Extracted records:
··········

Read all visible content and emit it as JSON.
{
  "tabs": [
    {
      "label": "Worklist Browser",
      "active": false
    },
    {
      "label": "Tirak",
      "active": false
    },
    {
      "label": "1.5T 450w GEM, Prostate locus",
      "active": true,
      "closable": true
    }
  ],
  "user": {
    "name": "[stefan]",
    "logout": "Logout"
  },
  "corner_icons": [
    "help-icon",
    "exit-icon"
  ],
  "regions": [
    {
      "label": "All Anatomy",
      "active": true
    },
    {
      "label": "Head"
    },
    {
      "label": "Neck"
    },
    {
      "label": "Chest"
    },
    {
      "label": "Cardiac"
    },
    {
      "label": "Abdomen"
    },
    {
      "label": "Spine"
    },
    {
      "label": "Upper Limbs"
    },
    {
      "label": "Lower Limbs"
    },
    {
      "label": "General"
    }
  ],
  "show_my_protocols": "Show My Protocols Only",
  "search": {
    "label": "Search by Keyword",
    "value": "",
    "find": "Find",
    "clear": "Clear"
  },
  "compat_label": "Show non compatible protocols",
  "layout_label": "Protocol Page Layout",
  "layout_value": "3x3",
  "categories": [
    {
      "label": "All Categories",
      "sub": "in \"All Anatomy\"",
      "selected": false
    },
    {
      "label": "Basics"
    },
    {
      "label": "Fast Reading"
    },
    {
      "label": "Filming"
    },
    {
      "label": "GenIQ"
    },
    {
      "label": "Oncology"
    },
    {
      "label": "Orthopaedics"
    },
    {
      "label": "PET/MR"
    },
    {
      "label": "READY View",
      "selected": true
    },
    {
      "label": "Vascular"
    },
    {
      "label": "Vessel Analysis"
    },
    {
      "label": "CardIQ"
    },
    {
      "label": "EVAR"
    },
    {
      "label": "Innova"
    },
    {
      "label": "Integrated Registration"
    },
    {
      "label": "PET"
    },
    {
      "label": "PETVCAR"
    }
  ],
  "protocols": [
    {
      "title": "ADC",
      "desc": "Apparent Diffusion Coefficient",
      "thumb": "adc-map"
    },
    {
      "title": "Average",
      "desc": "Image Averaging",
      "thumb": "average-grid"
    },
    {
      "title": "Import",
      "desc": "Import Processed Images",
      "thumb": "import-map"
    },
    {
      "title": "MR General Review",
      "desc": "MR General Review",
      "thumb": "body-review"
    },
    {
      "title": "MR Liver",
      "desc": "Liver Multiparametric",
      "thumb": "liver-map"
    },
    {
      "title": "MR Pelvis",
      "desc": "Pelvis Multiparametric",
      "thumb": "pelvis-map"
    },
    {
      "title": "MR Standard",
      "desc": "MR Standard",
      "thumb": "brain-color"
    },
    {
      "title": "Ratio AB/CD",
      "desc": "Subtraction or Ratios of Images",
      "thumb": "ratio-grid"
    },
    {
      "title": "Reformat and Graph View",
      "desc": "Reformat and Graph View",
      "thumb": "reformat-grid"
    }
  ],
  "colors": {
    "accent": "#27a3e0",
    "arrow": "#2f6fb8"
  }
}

··········

What you will do:
Type the material above out again, exactly.

Finished answer:
Read all visible content and emit it as JSON.
{
  "tabs": [
    {
      "label": "Worklist Browser",
      "active": false
    },
    {
      "label": "Tirak",
      "active": false
    },
    {
      "label": "1.5T 450w GEM, Prostate locus",
      "active": true,
      "closable": true
    }
  ],
  "user": {
    "name": "[stefan]",
    "logout": "Logout"
  },
  "corner_icons": [
    "help-icon",
    "exit-icon"
  ],
  "regions": [
    {
      "label": "All Anatomy",
      "active": true
    },
    {
      "label": "Head"
    },
    {
      "label": "Neck"
    },
    {
      "label": "Chest"
    },
    {
      "label": "Cardiac"
    },
    {
      "label": "Abdomen"
    },
    {
      "label": "Spine"
    },
    {
      "label": "Upper Limbs"
    },
    {
      "label": "Lower Limbs"
    },
    {
      "label": "General"
    }
  ],
  "show_my_protocols": "Show My Protocols Only",
  "search": {
    "label": "Search by Keyword",
    "value": "",
    "find": "Find",
    "clear": "Clear"
  },
  "compat_label": "Show non compatible protocols",
  "layout_label": "Protocol Page Layout",
  "layout_value": "3x3",
  "categories": [
    {
      "label": "All Categories",
      "sub": "in \"All Anatomy\"",
      "selected": false
    },
    {
      "label": "Basics"
    },
    {
      "label": "Fast Reading"
    },
    {
      "label": "Filming"
    },
    {
      "label": "GenIQ"
    },
    {
      "label": "Oncology"
    },
    {
      "label": "Orthopaedics"
    },
    {
      "label": "PET/MR"
    },
    {
      "label": "READY View",
      "selected": true
    },
    {
      "label": "Vascular"
    },
    {
      "label": "Vessel Analysis"
    },
    {
      "label": "CardIQ"
    },
    {
      "label": "EVAR"
    },
    {
      "label": "Innova"
    },
    {
      "label": "Integrated Registration"
    },
    {
      "label": "PET"
    },
    {
      "label": "PETVCAR"
    }
  ],
  "protocols": [
    {
      "title": "ADC",
      "desc": "Apparent Diffusion Coefficient",
      "thumb": "adc-map"
    },
    {
      "title": "Average",
      "desc": "Image Averaging",
      "thumb": "average-grid"
    },
    {
      "title": "Import",
      "desc": "Import Processed Images",
      "thumb": "import-map"
    },
    {
      "title": "MR General Review",
      "desc": "MR General Review",
      "thumb": "body-review"
    },
    {
      "title": "MR Liver",
      "desc": "Liver Multiparametric",
      "thumb": "liver-map"
    },
    {
      "title": "MR Pelvis",
      "desc": "Pelvis Multiparametric",
      "thumb": "pelvis-map"
    },
    {
      "title": "MR Standard",
      "desc": "MR Standard",
      "thumb": "brain-color"
    },
    {
      "title": "Ratio AB/CD",
      "desc": "Subtraction or Ratios of Images",
      "thumb": "ratio-grid"
    },
    {
      "title": "Reformat and Graph View",
      "desc": "Reformat and Graph View",
      "thumb": "reformat-grid"
    }
  ],
  "colors": {
    "accent": "#27a3e0",
    "arrow": "#2f6fb8"
  }
}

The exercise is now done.